Exercise directions: Under this task are some entries; return every one of them exactly.

Records provided:
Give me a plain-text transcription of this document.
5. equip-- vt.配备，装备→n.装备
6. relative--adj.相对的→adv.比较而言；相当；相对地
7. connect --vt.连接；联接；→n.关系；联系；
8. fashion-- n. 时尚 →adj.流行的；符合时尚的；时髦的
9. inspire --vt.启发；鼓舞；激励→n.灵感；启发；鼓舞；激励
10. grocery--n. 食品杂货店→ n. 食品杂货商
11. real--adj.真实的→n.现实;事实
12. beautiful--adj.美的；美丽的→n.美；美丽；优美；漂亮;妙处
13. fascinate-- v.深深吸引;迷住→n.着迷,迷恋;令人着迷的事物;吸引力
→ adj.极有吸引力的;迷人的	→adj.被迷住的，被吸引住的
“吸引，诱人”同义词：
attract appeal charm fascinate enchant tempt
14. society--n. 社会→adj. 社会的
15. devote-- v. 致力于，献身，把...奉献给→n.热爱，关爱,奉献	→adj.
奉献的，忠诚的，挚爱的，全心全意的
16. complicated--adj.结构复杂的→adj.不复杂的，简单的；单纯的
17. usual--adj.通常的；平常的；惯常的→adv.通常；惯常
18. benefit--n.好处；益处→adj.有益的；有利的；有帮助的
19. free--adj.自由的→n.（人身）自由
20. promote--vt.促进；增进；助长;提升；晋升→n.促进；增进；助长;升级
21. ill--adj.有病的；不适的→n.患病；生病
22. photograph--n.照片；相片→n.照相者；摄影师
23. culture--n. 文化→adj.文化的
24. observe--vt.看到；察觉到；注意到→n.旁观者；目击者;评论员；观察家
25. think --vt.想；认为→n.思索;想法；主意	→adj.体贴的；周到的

Answer to the task:
Give me a plain-text transcription of this document.
5. equip-- vt.配备，装备→n.装备
6. relative--adj.相对的→adv.比较而言；相当；相对地
7. connect --vt.连接；联接；→n.关系；联系；
8. fashion-- n. 时尚 →adj.流行的；符合时尚的；时髦的
9. inspire --vt.启发；鼓舞；激励→n.灵感；启发；鼓舞；激励
10. grocery--n. 食品杂货店→ n. 食品杂货商
11. real--adj.真实的→n.现实;事实
12. beautiful--adj.美的；美丽的→n.美；美丽；优美；漂亮;妙处
13. fascinate-- v.深深吸引;迷住→n.着迷,迷恋;令人着迷的事物;吸引力
→ adj.极有吸引力的;迷人的	→adj.被迷住的，被吸引住的
“吸引，诱人”同义词：
attract appeal charm fascinate enchant tempt
14. society--n. 社会→adj. 社会的
15. devote-- v. 致力于，献身，把...奉献给→n.热爱，关爱,奉献	→adj.
奉献的，忠诚的，挚爱的，全心全意的
16. complicated--adj.结构复杂的→adj.不复杂的，简单的；单纯的
17. usual--adj.通常的；平常的；惯常的→adv.通常；惯常
18. benefit--n.好处；益处→adj.有益的；有利的；有帮助的
19. free--adj.自由的→n.（人身）自由
20. promote--vt.促进；增进；助长;提升；晋升→n.促进；增进；助长;升级
21. ill--adj.有病的；不适的→n.患病；生病
22. photograph--n.照片；相片→n.照相者；摄影师
23. culture--n. 文化→adj.文化的
24. observe--vt.看到；察觉到；注意到→n.旁观者；目击者;评论员；观察家
25. think --vt.想；认为→n.思索;想法；主意	→adj.体贴的；周到的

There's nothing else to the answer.